Data for the task:

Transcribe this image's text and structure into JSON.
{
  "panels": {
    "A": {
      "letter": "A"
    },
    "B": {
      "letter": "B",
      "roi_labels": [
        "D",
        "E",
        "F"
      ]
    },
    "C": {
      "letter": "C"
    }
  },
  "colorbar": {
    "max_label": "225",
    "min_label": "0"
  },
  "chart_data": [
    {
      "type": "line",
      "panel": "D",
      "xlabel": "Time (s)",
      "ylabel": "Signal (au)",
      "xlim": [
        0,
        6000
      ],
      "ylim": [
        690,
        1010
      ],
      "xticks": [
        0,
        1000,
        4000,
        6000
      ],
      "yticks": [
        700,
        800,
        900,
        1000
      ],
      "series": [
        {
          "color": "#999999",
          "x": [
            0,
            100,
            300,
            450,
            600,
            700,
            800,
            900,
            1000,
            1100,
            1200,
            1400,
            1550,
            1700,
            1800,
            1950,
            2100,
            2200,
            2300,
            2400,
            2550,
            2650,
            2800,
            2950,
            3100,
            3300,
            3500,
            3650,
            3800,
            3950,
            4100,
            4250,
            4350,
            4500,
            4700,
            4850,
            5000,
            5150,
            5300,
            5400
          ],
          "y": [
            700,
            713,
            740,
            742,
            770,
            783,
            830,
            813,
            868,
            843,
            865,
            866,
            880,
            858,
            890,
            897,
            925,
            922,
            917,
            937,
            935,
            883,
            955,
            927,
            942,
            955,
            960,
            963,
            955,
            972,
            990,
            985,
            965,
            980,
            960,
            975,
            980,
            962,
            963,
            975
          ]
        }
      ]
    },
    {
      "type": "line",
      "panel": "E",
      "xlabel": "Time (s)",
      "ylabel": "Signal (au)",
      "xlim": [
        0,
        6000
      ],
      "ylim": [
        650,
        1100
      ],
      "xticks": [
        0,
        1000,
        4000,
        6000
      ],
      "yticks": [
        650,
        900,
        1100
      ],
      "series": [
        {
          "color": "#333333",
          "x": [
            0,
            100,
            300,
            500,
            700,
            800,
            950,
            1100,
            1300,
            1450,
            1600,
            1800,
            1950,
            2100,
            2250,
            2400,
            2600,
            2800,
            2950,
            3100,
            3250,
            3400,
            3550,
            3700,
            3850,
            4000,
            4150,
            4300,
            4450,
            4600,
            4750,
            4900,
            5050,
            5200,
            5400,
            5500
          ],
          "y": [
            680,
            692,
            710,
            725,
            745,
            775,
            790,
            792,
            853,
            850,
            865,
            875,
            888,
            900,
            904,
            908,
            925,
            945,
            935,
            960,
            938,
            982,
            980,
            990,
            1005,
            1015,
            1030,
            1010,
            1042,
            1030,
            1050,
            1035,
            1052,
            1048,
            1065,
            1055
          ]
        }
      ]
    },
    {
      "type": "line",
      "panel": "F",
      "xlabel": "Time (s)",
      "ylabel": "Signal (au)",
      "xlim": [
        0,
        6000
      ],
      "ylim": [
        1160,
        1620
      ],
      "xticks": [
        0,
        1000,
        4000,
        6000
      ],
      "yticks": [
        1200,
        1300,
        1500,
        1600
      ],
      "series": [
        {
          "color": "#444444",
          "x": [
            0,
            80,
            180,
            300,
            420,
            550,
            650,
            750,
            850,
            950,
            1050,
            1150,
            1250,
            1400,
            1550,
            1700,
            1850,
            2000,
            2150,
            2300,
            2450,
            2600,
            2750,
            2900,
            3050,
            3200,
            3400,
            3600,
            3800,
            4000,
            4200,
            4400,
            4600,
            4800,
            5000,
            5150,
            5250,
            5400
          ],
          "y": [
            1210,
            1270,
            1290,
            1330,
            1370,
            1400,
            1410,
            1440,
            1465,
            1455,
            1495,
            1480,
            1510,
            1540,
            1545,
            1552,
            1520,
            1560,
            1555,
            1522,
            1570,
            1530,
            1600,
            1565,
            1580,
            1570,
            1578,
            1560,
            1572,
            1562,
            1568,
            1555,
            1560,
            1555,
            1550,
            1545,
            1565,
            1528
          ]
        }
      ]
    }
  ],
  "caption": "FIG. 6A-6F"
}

Set task:
Give back the whole listing, word for word.

Solution to this task:
Transcribe this image's text and structure into JSON.
{
  "panels": {
    "A": {
      "letter": "A"
    },
    "B": {
      "letter": "B",
      "roi_labels": [
        "D",
        "E",
        "F"
      ]
    },
    "C": {
      "letter": "C"
    }
  },
  "colorbar": {
    "max_label": "225",
    "min_label": "0"
  },
  "chart_data": [
    {
      "type": "line",
      "panel": "D",
      "xlabel": "Time (s)",
      "ylabel": "Signal (au)",
      "xlim": [
        0,
        6000
      ],
      "ylim": [
        690,
        1010
      ],
      "xticks": [
        0,
        1000,
        4000,
        6000
      ],
      "yticks": [
        700,
        800,
        900,
        1000
      ],
      "series": [
        {
          "color": "#999999",
          "x": [
            0,
            100,
            300,
            450,
            600,
            700,
            800,
            900,
            1000,
            1100,
            1200,
            1400,
            1550,
            1700,
            1800,
            1950,
            2100,
            2200,
            2300,
            2400,
            2550,
            2650,
            2800,
            2950,
            3100,
            3300,
            3500,
            3650,
            3800,
            3950,
            4100,
            4250,
            4350,
            4500,
            4700,
            4850,
            5000,
            5150,
            5300,
            5400
          ],
          "y": [
            700,
            713,
            740,
            742,
            770,
            783,
            830,
            813,
            868,
            843,
            865,
            866,
            880,
            858,
            890,
            897,
            925,
            922,
            917,
            937,
            935,
            883,
            955,
            927,
            942,
            955,
            960,
            963,
            955,
            972,
            990,
            985,
            965,
            980,
            960,
            975,
            980,
            962,
            963,
            975
          ]
        }
      ]
    },
    {
      "type": "line",
      "panel": "E",
      "xlabel": "Time (s)",
      "ylabel": "Signal (au)",
      "xlim": [
        0,
        6000
      ],
      "ylim": [
        650,
        1100
      ],
      "xticks": [
        0,
        1000,
        4000,
        6000
      ],
      "yticks": [
        650,
        900,
        1100
      ],
      "series": [
        {
          "color": "#333333",
          "x": [
            0,
            100,
            300,
            500,
            700,
            800,
            950,
            1100,
            1300,
            1450,
            1600,
            1800,
            1950,
            2100,
            2250,
            2400,
            2600,
            2800,
            2950,
            3100,
            3250,
            3400,
            3550,
            3700,
            3850,
            4000,
            4150,
            4300,
            4450,
            4600,
            4750,
            4900,
            5050,
            5200,
            5400,
            5500
          ],
          "y": [
            680,
            692,
            710,
            725,
            745,
            775,
            790,
            792,
            853,
            850,
            865,
            875,
            888,
            900,
            904,
            908,
            925,
            945,
            935,
            960,
            938,
            982,
            980,
            990,
            1005,
            1015,
            1030,
            1010,
            1042,
            1030,
            1050,
            1035,
            1052,
            1048,
            1065,
            1055
          ]
        }
      ]
    },
    {
      "type": "line",
      "panel": "F",
      "xlabel": "Time (s)",
      "ylabel": "Signal (au)",
      "xlim": [
        0,
        6000
      ],
      "ylim": [
        1160,
        1620
      ],
      "xticks": [
        0,
        1000,
        4000,
        6000
      ],
      "yticks": [
        1200,
        1300,
        1500,
        1600
      ],
      "series": [
        {
          "color": "#444444",
          "x": [
            0,
            80,
            180,
            300,
            420,
            550,
            650,
            750,
            850,
            950,
            1050,
            1150,
            1250,
            1400,
            1550,
            1700,
            1850,
            2000,
            2150,
            2300,
            2450,
            2600,
            2750,
            2900,
            3050,
            3200,
            3400,
            3600,
            3800,
            4000,
            4200,
            4400,
            4600,
            4800,
            5000,
            5150,
            5250,
            5400
          ],
          "y": [
            1210,
            1270,
            1290,
            1330,
            1370,
            1400,
            1410,
            1440,
            1465,
            1455,
            1495,
            1480,
            1510,
            1540,
            1545,
            1552,
            1520,
            1560,
            1555,
            1522,
            1570,
            1530,
            1600,
            1565,
            1580,
            1570,
            1578,
            1560,
            1572,
            1562,
            1568,
            1555,
            1560,
            1555,
            1550,
            1545,
            1565,
            1528
          ]
        }
      ]
    }
  ],
  "caption": "FIG. 6A-6F"
}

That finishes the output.